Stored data
━━━━━━━━━━━━━━━━━━━━━━━━━━━━━━

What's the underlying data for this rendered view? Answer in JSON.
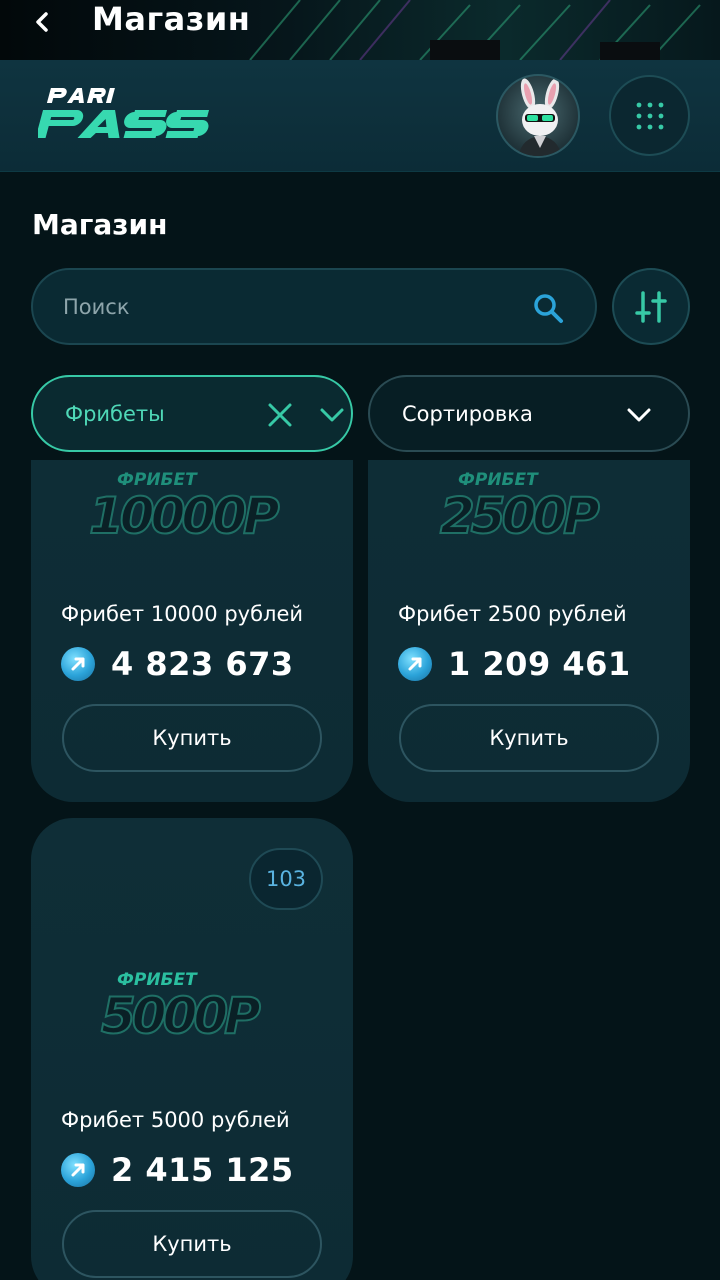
{
  "topbar": {
    "title": "Магазин"
  },
  "brand": {
    "name": "PARI PASS"
  },
  "page": {
    "title": "Магазин"
  },
  "search": {
    "placeholder": "Поиск",
    "value": ""
  },
  "filters": {
    "category_label": "Фрибеты",
    "sort_label": "Сортировка"
  },
  "colors": {
    "accent": "#37c9a6",
    "coin": "#2ba3d9",
    "background": "#041418"
  },
  "products": [
    {
      "art_caption": "ФРИБЕТ",
      "art_amount": "10000Р",
      "name": "Фрибет 10000 рублей",
      "price": "4 823 673",
      "buy_label": "Купить",
      "badge": ""
    },
    {
      "art_caption": "ФРИБЕТ",
      "art_amount": "2500Р",
      "name": "Фрибет 2500 рублей",
      "price": "1 209 461",
      "buy_label": "Купить",
      "badge": ""
    },
    {
      "art_caption": "ФРИБЕТ",
      "art_amount": "5000Р",
      "name": "Фрибет 5000 рублей",
      "price": "2 415 125",
      "buy_label": "Купить",
      "badge": "103"
    }
  ],
  "icons": [
    "back-arrow-icon",
    "grid-menu-icon",
    "search-icon",
    "filter-sliders-icon",
    "close-icon",
    "chevron-down-icon",
    "coin-arrow-icon"
  ]
}
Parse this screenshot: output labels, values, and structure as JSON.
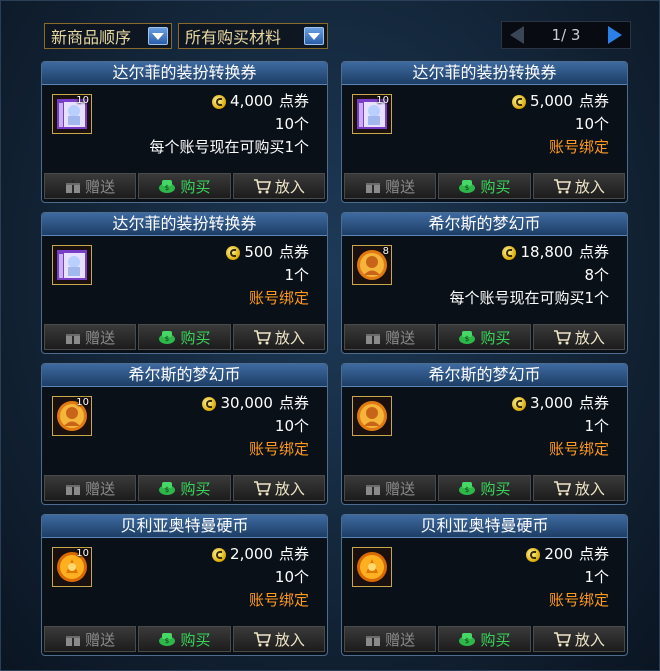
{
  "toolbar": {
    "sort_label": "新商品顺序",
    "filter_label": "所有购买材料",
    "page_text": "1/ 3"
  },
  "colors": {
    "bound_text": "#ff9a1e",
    "buy_button": "#3ad45a",
    "title_bar": "#2b5286"
  },
  "buttons": {
    "gift": "赠送",
    "buy": "购买",
    "cart": "放入"
  },
  "cards": [
    {
      "title": "达尔菲的装扮转换券",
      "price": "4,000",
      "unit": "点券",
      "quantity": "10个",
      "note": "每个账号现在可购买1个",
      "icon": "costume-ticket-icon",
      "icon_qty": "10"
    },
    {
      "title": "达尔菲的装扮转换券",
      "price": "5,000",
      "unit": "点券",
      "quantity": "10个",
      "note": "账号绑定",
      "icon": "costume-ticket-icon",
      "icon_qty": "10"
    },
    {
      "title": "达尔菲的装扮转换券",
      "price": "500",
      "unit": "点券",
      "quantity": "1个",
      "note": "账号绑定",
      "icon": "costume-ticket-icon",
      "icon_qty": ""
    },
    {
      "title": "希尔斯的梦幻币",
      "price": "18,800",
      "unit": "点券",
      "quantity": "8个",
      "note": "每个账号现在可购买1个",
      "icon": "dream-coin-icon",
      "icon_qty": "8"
    },
    {
      "title": "希尔斯的梦幻币",
      "price": "30,000",
      "unit": "点券",
      "quantity": "10个",
      "note": "账号绑定",
      "icon": "dream-coin-icon",
      "icon_qty": "10"
    },
    {
      "title": "希尔斯的梦幻币",
      "price": "3,000",
      "unit": "点券",
      "quantity": "1个",
      "note": "账号绑定",
      "icon": "dream-coin-icon",
      "icon_qty": ""
    },
    {
      "title": "贝利亚奥特曼硬币",
      "price": "2,000",
      "unit": "点券",
      "quantity": "10个",
      "note": "账号绑定",
      "icon": "ultraman-coin-icon",
      "icon_qty": "10"
    },
    {
      "title": "贝利亚奥特曼硬币",
      "price": "200",
      "unit": "点券",
      "quantity": "1个",
      "note": "账号绑定",
      "icon": "ultraman-coin-icon",
      "icon_qty": ""
    }
  ]
}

━━━━━━━━━━━━━━━━━━━━━━━━━━━━━━

**Exercise details:**
Reproduce all of the data exactly; the pictures do not belong in the copy.

**Output of the task:**
What's the underlying data for this rendered view? Answer in JSON.
{
  "topbar": {
    "title": "Магазин"
  },
  "brand": {
    "name": "PARI PASS"
  },
  "page": {
    "title": "Магазин"
  },
  "search": {
    "placeholder": "Поиск",
    "value": ""
  },
  "filters": {
    "category_label": "Фрибеты",
    "sort_label": "Сортировка"
  },
  "colors": {
    "accent": "#37c9a6",
    "coin": "#2ba3d9",
    "background": "#041418"
  },
  "products": [
    {
      "art_caption": "ФРИБЕТ",
      "art_amount": "10000Р",
      "name": "Фрибет 10000 рублей",
      "price": "4 823 673",
      "buy_label": "Купить",
      "badge": ""
    },
    {
      "art_caption": "ФРИБЕТ",
      "art_amount": "2500Р",
      "name": "Фрибет 2500 рублей",
      "price": "1 209 461",
      "buy_label": "Купить",
      "badge": ""
    },
    {
      "art_caption": "ФРИБЕТ",
      "art_amount": "5000Р",
      "name": "Фрибет 5000 рублей",
      "price": "2 415 125",
      "buy_label": "Купить",
      "badge": "103"
    }
  ],
  "icons": [
    "back-arrow-icon",
    "grid-menu-icon",
    "search-icon",
    "filter-sliders-icon",
    "close-icon",
    "chevron-down-icon",
    "coin-arrow-icon"
  ]
}
Parse this screenshot: output labels, values, and structure as JSON.
{
  "toolbar": {
    "sort_label": "新商品顺序",
    "filter_label": "所有购买材料",
    "page_text": "1/ 3"
  },
  "colors": {
    "bound_text": "#ff9a1e",
    "buy_button": "#3ad45a",
    "title_bar": "#2b5286"
  },
  "buttons": {
    "gift": "赠送",
    "buy": "购买",
    "cart": "放入"
  },
  "cards": [
    {
      "title": "达尔菲的装扮转换券",
      "price": "4,000",
      "unit": "点券",
      "quantity": "10个",
      "note": "每个账号现在可购买1个",
      "icon": "costume-ticket-icon",
      "icon_qty": "10"
    },
    {
      "title": "达尔菲的装扮转换券",
      "price": "5,000",
      "unit": "点券",
      "quantity": "10个",
      "note": "账号绑定",
      "icon": "costume-ticket-icon",
      "icon_qty": "10"
    },
    {
      "title": "达尔菲的装扮转换券",
      "price": "500",
      "unit": "点券",
      "quantity": "1个",
      "note": "账号绑定",
      "icon": "costume-ticket-icon",
      "icon_qty": ""
    },
    {
      "title": "希尔斯的梦幻币",
      "price": "18,800",
      "unit": "点券",
      "quantity": "8个",
      "note": "每个账号现在可购买1个",
      "icon": "dream-coin-icon",
      "icon_qty": "8"
    },
    {
      "title": "希尔斯的梦幻币",
      "price": "30,000",
      "unit": "点券",
      "quantity": "10个",
      "note": "账号绑定",
      "icon": "dream-coin-icon",
      "icon_qty": "10"
    },
    {
      "title": "希尔斯的梦幻币",
      "price": "3,000",
      "unit": "点券",
      "quantity": "1个",
      "note": "账号绑定",
      "icon": "dream-coin-icon",
      "icon_qty": ""
    },
    {
      "title": "贝利亚奥特曼硬币",
      "price": "2,000",
      "unit": "点券",
      "quantity": "10个",
      "note": "账号绑定",
      "icon": "ultraman-coin-icon",
      "icon_qty": "10"
    },
    {
      "title": "贝利亚奥特曼硬币",
      "price": "200",
      "unit": "点券",
      "quantity": "1个",
      "note": "账号绑定",
      "icon": "ultraman-coin-icon",
      "icon_qty": ""
    }
  ]
}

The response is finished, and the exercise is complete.